Output the material below in full, exactly as it is.
###
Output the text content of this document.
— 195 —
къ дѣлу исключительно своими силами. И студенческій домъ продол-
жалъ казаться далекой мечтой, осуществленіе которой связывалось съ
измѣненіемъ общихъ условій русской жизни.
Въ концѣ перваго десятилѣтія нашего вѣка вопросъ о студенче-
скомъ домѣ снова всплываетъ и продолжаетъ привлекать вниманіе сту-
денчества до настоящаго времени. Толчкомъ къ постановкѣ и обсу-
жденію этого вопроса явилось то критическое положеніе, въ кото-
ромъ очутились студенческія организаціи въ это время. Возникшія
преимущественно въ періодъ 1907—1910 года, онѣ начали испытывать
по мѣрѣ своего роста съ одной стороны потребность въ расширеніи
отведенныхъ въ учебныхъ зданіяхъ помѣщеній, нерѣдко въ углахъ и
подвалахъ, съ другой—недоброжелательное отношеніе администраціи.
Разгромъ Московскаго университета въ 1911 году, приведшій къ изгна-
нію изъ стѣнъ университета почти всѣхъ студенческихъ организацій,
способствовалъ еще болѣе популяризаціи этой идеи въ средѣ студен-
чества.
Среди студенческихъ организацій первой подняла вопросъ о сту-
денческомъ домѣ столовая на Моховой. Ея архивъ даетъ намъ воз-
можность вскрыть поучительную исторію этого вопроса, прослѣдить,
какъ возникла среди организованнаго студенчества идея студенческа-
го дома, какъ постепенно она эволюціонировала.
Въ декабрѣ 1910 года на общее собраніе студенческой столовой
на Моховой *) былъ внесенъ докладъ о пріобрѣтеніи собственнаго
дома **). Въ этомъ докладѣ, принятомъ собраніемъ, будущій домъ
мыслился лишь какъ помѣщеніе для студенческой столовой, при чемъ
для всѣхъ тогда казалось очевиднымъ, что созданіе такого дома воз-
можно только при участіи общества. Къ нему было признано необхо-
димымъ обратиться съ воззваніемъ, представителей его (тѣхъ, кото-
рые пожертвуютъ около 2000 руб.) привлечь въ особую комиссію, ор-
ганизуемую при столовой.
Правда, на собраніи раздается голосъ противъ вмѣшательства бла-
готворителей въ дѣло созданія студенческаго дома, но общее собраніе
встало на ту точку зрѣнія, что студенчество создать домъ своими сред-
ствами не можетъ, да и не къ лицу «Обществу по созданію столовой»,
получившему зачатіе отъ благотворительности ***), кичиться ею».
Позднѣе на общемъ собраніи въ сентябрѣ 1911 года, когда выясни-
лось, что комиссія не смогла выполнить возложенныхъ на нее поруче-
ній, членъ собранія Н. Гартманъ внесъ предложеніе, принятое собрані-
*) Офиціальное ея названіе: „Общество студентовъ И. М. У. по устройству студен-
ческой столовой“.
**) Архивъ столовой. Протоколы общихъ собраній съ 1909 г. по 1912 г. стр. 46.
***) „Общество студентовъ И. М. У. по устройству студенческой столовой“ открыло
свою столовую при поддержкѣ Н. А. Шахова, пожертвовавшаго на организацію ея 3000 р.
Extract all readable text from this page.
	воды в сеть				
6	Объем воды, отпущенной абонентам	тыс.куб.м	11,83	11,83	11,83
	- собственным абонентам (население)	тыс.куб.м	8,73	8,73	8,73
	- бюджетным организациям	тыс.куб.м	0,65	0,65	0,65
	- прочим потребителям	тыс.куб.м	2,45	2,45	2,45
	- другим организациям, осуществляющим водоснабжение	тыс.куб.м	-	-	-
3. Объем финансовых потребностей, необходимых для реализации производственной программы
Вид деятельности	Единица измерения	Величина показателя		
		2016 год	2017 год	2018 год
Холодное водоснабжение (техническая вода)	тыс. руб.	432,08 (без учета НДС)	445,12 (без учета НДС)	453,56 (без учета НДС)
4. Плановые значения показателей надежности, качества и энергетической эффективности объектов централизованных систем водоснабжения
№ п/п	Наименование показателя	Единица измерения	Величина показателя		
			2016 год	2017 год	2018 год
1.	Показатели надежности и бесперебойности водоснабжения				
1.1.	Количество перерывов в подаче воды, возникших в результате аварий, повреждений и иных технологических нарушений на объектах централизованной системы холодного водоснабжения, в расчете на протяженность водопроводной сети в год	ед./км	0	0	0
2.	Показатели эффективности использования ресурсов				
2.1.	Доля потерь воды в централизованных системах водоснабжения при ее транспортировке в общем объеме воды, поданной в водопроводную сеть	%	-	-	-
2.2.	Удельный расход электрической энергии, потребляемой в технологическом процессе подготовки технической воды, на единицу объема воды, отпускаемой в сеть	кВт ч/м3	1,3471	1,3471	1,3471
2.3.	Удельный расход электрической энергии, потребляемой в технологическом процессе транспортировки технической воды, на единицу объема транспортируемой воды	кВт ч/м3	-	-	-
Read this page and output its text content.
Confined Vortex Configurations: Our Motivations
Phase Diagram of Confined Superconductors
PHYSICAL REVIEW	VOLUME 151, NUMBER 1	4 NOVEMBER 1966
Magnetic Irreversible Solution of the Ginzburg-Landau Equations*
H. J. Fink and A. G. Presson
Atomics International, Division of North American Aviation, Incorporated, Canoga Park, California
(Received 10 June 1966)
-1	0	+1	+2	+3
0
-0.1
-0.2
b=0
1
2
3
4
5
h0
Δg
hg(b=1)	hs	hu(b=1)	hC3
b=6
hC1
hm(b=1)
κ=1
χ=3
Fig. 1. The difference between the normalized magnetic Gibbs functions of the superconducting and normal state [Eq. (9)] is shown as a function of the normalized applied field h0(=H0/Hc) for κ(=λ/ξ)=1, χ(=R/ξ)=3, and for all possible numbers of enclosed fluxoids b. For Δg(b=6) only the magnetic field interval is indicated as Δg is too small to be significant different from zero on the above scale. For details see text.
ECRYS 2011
###
:: Written reply ::
Output the text content of this document.
— 195 —
къ дѣлу исключительно своими силами. И студенческій домъ продол-
жалъ казаться далекой мечтой, осуществленіе которой связывалось съ
измѣненіемъ общихъ условій русской жизни.
Въ концѣ перваго десятилѣтія нашего вѣка вопросъ о студенче-
скомъ домѣ снова всплываетъ и продолжаетъ привлекать вниманіе сту-
денчества до настоящаго времени. Толчкомъ къ постановкѣ и обсу-
жденію этого вопроса явилось то критическое положеніе, въ кото-
ромъ очутились студенческія организаціи въ это время. Возникшія
преимущественно въ періодъ 1907—1910 года, онѣ начали испытывать
по мѣрѣ своего роста съ одной стороны потребность въ расширеніи
отведенныхъ въ учебныхъ зданіяхъ помѣщеній, нерѣдко въ углахъ и
подвалахъ, съ другой—недоброжелательное отношеніе администраціи.
Разгромъ Московскаго университета въ 1911 году, приведшій къ изгна-
нію изъ стѣнъ университета почти всѣхъ студенческихъ организацій,
способствовалъ еще болѣе популяризаціи этой идеи въ средѣ студен-
чества.
Среди студенческихъ организацій первой подняла вопросъ о сту-
денческомъ домѣ столовая на Моховой. Ея архивъ даетъ намъ воз-
можность вскрыть поучительную исторію этого вопроса, прослѣдить,
какъ возникла среди организованнаго студенчества идея студенческа-
го дома, какъ постепенно она эволюціонировала.
Въ декабрѣ 1910 года на общее собраніе студенческой столовой
на Моховой *) былъ внесенъ докладъ о пріобрѣтеніи собственнаго
дома **). Въ этомъ докладѣ, принятомъ собраніемъ, будущій домъ
мыслился лишь какъ помѣщеніе для студенческой столовой, при чемъ
для всѣхъ тогда казалось очевиднымъ, что созданіе такого дома воз-
можно только при участіи общества. Къ нему было признано необхо-
димымъ обратиться съ воззваніемъ, представителей его (тѣхъ, кото-
рые пожертвуютъ около 2000 руб.) привлечь въ особую комиссію, ор-
ганизуемую при столовой.
Правда, на собраніи раздается голосъ противъ вмѣшательства бла-
готворителей въ дѣло созданія студенческаго дома, но общее собраніе
встало на ту точку зрѣнія, что студенчество создать домъ своими сред-
ствами не можетъ, да и не къ лицу «Обществу по созданію столовой»,
получившему зачатіе отъ благотворительности ***), кичиться ею».
Позднѣе на общемъ собраніи въ сентябрѣ 1911 года, когда выясни-
лось, что комиссія не смогла выполнить возложенныхъ на нее поруче-
ній, членъ собранія Н. Гартманъ внесъ предложеніе, принятое собрані-
*) Офиціальное ея названіе: „Общество студентовъ И. М. У. по устройству студен-
ческой столовой“.
**) Архивъ столовой. Протоколы общихъ собраній съ 1909 г. по 1912 г. стр. 46.
***) „Общество студентовъ И. М. У. по устройству студенческой столовой“ открыло
свою столовую при поддержкѣ Н. А. Шахова, пожертвовавшаго на организацію ея 3000 р.
Extract all readable text from this page.
	воды в сеть				
6	Объем воды, отпущенной абонентам	тыс.куб.м	11,83	11,83	11,83
	- собственным абонентам (население)	тыс.куб.м	8,73	8,73	8,73
	- бюджетным организациям	тыс.куб.м	0,65	0,65	0,65
	- прочим потребителям	тыс.куб.м	2,45	2,45	2,45
	- другим организациям, осуществляющим водоснабжение	тыс.куб.м	-	-	-
3. Объем финансовых потребностей, необходимых для реализации производственной программы
Вид деятельности	Единица измерения	Величина показателя		
		2016 год	2017 год	2018 год
Холодное водоснабжение (техническая вода)	тыс. руб.	432,08 (без учета НДС)	445,12 (без учета НДС)	453,56 (без учета НДС)
4. Плановые значения показателей надежности, качества и энергетической эффективности объектов централизованных систем водоснабжения
№ п/п	Наименование показателя	Единица измерения	Величина показателя		
			2016 год	2017 год	2018 год
1.	Показатели надежности и бесперебойности водоснабжения				
1.1.	Количество перерывов в подаче воды, возникших в результате аварий, повреждений и иных технологических нарушений на объектах централизованной системы холодного водоснабжения, в расчете на протяженность водопроводной сети в год	ед./км	0	0	0
2.	Показатели эффективности использования ресурсов				
2.1.	Доля потерь воды в централизованных системах водоснабжения при ее транспортировке в общем объеме воды, поданной в водопроводную сеть	%	-	-	-
2.2.	Удельный расход электрической энергии, потребляемой в технологическом процессе подготовки технической воды, на единицу объема воды, отпускаемой в сеть	кВт ч/м3	1,3471	1,3471	1,3471
2.3.	Удельный расход электрической энергии, потребляемой в технологическом процессе транспортировки технической воды, на единицу объема транспортируемой воды	кВт ч/м3	-	-	-
Read this page and output its text content.
Confined Vortex Configurations: Our Motivations
Phase Diagram of Confined Superconductors
PHYSICAL REVIEW	VOLUME 151, NUMBER 1	4 NOVEMBER 1966
Magnetic Irreversible Solution of the Ginzburg-Landau Equations*
H. J. Fink and A. G. Presson
Atomics International, Division of North American Aviation, Incorporated, Canoga Park, California
(Received 10 June 1966)
-1	0	+1	+2	+3
0
-0.1
-0.2
b=0
1
2
3
4
5
h0
Δg
hg(b=1)	hs	hu(b=1)	hC3
b=6
hC1
hm(b=1)
κ=1
χ=3
Fig. 1. The difference between the normalized magnetic Gibbs functions of the superconducting and normal state [Eq. (9)] is shown as a function of the normalized applied field h0(=H0/Hc) for κ(=λ/ξ)=1, χ(=R/ξ)=3, and for all possible numbers of enclosed fluxoids b. For Δg(b=6) only the magnetic field interval is indicated as Δg is too small to be significant different from zero on the above scale. For details see text.
ECRYS 2011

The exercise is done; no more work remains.